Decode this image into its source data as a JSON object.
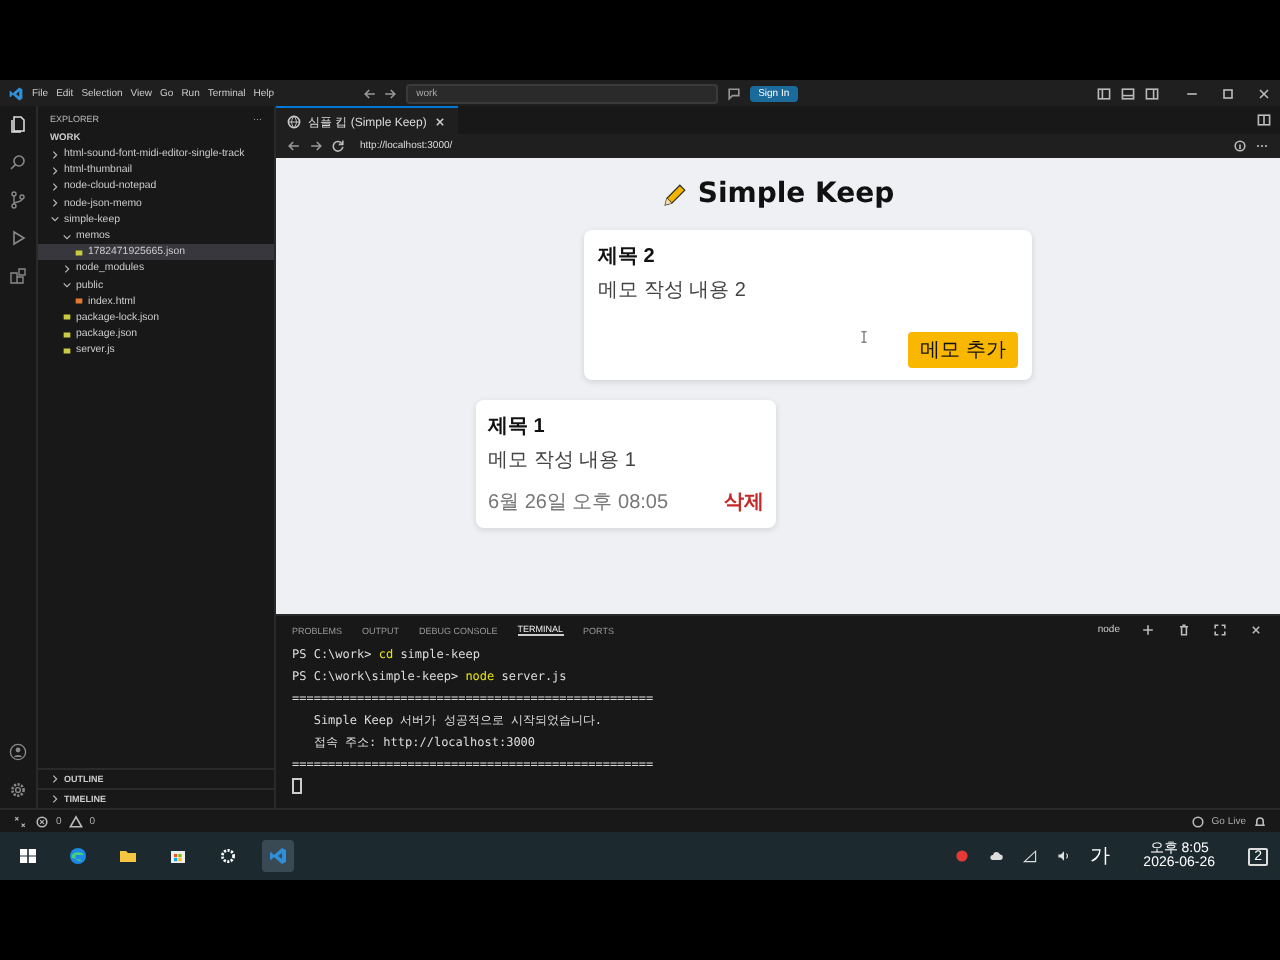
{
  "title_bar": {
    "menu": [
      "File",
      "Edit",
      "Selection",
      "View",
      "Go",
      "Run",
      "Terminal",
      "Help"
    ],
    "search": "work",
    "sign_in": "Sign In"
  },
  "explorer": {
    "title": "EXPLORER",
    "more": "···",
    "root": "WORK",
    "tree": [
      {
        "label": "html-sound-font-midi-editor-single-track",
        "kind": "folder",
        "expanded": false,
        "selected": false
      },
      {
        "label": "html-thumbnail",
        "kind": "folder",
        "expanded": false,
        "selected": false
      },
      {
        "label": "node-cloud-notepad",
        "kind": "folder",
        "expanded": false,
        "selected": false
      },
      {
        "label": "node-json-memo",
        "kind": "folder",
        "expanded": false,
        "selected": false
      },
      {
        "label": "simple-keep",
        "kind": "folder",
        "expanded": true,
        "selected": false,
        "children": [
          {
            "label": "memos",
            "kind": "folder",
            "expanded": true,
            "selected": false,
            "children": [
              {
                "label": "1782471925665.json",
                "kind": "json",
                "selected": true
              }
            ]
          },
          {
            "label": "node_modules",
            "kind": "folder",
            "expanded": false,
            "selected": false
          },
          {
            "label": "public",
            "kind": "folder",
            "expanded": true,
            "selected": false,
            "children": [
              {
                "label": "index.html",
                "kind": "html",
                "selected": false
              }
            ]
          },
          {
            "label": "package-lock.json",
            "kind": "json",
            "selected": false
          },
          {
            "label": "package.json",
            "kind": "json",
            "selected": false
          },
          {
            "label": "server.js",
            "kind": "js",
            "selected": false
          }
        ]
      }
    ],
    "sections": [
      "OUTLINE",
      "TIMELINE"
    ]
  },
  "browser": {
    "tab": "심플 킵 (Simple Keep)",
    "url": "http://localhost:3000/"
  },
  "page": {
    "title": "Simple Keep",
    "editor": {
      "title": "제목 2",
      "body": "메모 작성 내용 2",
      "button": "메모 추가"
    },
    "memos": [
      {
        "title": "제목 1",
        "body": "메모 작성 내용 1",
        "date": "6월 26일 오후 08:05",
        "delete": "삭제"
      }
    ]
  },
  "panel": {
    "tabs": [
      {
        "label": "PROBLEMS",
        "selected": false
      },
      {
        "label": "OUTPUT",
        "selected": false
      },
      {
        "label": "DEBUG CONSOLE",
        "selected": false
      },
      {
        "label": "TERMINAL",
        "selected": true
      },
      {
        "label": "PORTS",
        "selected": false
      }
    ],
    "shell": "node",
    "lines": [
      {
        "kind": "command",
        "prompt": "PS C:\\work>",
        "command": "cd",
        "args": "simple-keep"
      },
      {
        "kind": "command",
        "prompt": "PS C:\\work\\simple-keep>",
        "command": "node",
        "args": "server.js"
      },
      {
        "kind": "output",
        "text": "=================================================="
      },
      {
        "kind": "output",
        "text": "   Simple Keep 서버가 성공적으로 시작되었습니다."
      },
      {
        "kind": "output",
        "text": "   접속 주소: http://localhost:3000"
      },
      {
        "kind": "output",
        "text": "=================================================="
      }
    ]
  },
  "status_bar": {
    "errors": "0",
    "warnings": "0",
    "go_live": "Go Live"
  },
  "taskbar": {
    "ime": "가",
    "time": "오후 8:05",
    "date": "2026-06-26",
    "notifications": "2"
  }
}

...

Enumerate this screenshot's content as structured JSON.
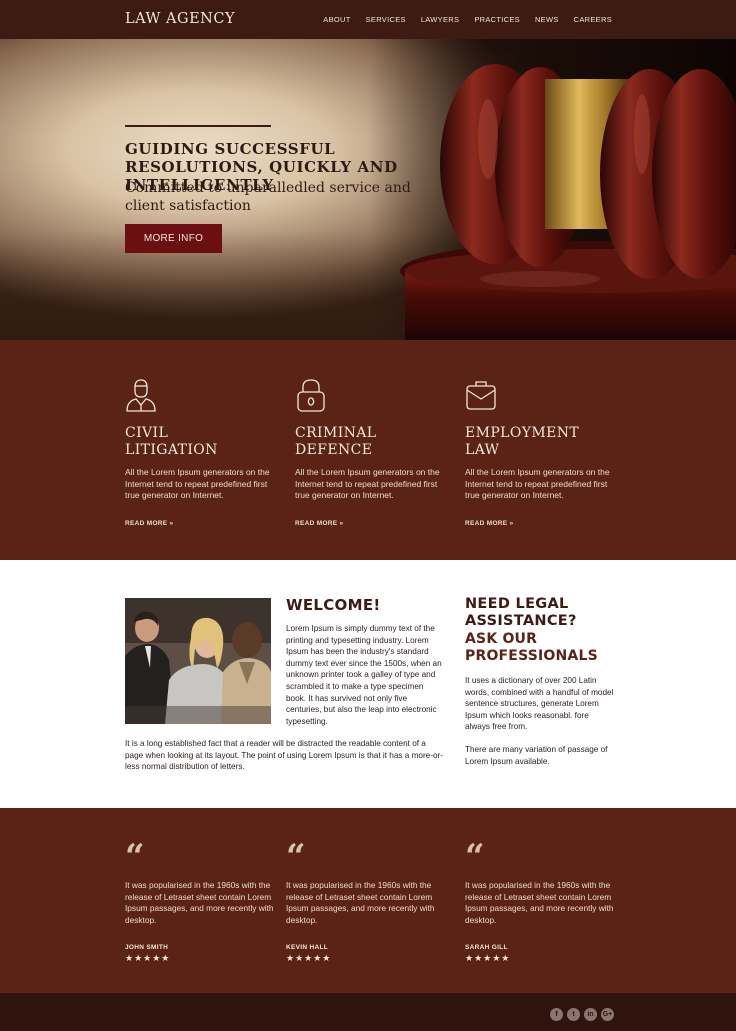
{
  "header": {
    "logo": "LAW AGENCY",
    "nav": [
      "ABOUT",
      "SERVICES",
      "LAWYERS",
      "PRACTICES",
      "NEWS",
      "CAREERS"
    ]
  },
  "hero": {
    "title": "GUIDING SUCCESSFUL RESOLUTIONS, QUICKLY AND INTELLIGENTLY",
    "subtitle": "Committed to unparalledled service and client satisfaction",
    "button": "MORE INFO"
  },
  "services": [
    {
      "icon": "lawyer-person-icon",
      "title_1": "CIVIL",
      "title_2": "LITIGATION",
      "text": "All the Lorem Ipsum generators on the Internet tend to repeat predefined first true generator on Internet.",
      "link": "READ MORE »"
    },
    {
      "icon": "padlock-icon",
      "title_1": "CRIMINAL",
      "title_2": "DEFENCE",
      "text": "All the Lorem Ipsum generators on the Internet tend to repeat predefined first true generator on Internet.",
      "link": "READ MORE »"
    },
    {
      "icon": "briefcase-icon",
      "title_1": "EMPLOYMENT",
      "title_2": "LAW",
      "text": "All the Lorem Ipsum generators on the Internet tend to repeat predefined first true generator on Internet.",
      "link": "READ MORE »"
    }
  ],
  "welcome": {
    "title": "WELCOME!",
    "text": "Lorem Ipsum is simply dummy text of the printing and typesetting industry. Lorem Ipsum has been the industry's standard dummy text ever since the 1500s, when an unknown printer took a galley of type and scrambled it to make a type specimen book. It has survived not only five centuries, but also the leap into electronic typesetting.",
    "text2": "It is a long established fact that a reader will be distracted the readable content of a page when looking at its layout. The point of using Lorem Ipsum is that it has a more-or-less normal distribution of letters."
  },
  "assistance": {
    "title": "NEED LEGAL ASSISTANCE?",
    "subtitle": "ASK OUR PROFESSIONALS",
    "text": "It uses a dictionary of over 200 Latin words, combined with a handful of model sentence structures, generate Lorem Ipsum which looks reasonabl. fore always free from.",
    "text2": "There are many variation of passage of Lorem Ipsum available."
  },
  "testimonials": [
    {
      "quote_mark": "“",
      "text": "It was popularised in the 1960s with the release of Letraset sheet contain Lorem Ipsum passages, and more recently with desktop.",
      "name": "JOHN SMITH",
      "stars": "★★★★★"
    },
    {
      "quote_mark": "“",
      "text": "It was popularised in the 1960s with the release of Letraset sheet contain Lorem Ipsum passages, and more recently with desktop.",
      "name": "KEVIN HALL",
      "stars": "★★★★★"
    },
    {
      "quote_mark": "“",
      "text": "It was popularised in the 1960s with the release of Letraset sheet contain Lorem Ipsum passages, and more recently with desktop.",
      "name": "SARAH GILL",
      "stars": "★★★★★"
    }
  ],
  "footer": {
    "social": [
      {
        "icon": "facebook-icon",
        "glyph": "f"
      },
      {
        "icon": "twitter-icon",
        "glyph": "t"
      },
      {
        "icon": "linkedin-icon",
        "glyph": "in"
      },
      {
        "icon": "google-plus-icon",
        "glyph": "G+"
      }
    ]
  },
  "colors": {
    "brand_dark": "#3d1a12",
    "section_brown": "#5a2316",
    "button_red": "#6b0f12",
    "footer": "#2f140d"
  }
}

--

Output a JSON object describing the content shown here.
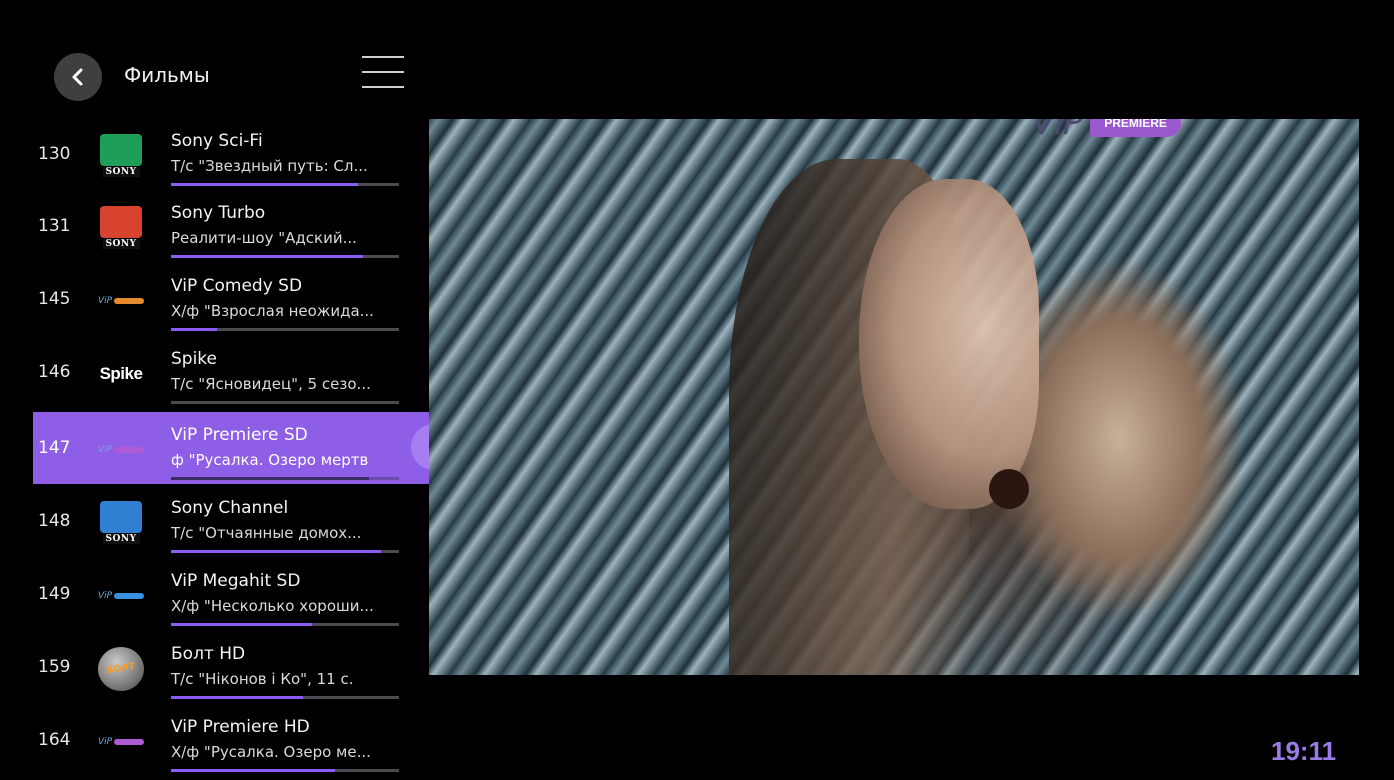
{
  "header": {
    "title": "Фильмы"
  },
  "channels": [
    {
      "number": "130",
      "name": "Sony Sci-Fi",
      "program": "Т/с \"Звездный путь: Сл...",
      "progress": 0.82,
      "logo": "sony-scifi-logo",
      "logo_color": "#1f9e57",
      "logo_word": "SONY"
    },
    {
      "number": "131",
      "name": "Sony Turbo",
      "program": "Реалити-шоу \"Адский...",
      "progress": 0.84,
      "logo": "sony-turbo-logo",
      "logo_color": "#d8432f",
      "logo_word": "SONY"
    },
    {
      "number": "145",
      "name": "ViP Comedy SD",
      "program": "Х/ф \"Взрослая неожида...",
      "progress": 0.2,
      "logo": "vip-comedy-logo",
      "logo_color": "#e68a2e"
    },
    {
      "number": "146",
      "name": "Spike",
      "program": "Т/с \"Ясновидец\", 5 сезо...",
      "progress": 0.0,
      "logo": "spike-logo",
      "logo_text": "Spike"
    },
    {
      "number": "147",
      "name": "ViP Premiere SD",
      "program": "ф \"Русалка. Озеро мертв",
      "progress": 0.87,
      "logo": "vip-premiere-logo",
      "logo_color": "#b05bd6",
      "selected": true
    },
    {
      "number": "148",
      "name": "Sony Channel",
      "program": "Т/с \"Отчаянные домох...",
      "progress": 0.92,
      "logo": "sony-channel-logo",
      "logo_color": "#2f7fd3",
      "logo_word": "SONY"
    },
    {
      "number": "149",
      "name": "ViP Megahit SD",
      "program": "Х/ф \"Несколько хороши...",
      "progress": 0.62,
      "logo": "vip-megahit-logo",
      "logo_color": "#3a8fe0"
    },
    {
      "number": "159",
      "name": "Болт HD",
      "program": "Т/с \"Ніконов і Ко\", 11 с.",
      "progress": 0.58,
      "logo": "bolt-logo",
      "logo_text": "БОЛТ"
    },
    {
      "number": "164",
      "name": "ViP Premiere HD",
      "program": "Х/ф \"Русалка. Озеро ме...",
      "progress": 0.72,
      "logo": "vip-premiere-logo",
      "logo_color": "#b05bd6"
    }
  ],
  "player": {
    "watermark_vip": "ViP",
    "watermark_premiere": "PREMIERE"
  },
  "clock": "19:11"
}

Instructions for the task: Reply with one number only: how many lines of the listing hold "progress"?

Task output: 9